• _TASK PROMPT_: Find the lines holding the string "image" in the data, then copy all of them.

(Stored entries)
"""
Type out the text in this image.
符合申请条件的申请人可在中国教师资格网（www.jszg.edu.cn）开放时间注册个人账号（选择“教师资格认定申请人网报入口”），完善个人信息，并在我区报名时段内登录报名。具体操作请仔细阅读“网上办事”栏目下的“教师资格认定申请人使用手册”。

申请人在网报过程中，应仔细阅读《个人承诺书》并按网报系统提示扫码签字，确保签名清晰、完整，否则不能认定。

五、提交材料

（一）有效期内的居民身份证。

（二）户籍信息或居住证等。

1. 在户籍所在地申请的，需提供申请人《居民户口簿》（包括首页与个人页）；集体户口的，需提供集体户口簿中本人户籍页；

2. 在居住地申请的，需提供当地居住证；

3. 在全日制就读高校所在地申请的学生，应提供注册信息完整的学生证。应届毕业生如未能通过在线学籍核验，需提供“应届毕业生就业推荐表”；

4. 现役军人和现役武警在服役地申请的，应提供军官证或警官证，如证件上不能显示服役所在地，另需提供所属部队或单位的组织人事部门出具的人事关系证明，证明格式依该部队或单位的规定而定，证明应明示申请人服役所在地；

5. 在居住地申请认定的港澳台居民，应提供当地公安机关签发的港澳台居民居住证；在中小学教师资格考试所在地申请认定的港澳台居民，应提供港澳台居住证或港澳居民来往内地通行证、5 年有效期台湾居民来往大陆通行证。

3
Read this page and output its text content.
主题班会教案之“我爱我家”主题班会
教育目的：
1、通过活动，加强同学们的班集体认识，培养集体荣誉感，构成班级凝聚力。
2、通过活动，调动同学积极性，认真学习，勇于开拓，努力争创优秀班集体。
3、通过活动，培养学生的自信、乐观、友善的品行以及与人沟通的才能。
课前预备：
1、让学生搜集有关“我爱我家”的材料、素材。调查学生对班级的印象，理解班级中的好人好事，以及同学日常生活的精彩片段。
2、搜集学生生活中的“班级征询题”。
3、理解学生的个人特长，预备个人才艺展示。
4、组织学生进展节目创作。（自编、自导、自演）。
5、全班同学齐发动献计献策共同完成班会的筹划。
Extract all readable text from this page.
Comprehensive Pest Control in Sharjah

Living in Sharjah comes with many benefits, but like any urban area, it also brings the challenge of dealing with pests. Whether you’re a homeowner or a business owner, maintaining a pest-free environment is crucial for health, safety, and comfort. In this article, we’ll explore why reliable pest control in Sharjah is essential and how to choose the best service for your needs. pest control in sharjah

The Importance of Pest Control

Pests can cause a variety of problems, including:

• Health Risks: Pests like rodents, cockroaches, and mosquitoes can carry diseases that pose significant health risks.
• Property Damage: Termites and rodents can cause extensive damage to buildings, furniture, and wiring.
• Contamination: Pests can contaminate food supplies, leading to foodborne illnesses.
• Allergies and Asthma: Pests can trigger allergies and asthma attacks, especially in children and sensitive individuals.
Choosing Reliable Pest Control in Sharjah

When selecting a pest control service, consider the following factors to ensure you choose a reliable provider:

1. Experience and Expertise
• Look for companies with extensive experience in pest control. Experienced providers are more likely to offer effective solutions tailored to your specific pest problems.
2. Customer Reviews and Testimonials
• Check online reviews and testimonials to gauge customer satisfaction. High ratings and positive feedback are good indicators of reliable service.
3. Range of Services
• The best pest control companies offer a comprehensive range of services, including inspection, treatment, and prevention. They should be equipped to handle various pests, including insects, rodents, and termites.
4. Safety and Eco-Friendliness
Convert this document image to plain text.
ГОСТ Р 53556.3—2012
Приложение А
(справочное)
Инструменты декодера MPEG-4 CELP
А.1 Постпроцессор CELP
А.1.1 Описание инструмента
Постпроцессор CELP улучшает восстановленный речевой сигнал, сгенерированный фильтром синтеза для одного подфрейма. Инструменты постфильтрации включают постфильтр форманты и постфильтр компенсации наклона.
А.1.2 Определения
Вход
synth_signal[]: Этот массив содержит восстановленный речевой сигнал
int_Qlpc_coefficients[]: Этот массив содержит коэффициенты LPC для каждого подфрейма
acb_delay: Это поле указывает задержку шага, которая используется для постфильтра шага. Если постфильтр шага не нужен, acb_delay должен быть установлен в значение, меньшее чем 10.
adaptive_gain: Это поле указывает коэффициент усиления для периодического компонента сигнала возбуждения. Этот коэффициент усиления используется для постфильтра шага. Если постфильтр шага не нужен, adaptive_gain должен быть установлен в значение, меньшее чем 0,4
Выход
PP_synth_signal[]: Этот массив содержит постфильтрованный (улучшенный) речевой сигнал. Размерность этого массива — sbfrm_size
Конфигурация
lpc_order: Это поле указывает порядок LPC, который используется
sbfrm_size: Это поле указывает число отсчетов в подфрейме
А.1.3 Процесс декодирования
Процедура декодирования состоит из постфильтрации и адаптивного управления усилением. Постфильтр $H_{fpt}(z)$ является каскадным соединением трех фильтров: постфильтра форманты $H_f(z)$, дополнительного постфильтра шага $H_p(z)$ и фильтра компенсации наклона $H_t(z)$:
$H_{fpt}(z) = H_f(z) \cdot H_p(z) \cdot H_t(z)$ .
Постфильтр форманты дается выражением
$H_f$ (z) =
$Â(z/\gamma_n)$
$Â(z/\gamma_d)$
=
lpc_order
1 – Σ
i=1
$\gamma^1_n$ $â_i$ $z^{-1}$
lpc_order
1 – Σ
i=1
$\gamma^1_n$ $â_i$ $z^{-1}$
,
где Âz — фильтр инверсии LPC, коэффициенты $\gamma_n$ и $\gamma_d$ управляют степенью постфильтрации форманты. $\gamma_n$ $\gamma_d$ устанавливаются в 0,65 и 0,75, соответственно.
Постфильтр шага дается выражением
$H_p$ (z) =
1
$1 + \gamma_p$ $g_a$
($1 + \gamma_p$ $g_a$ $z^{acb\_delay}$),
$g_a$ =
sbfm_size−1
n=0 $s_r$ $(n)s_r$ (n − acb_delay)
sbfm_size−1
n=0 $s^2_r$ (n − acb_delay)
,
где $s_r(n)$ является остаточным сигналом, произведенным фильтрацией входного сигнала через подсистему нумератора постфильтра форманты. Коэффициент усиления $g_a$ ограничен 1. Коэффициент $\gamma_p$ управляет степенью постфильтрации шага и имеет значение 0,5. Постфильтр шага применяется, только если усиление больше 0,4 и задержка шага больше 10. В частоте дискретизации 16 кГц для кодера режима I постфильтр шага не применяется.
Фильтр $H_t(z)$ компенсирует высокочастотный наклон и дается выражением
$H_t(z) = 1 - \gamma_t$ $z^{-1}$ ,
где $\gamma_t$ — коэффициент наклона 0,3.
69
"""
• _COMPLETE RESPONSE_:
Type out the text in this image.
Convert this document image to plain text.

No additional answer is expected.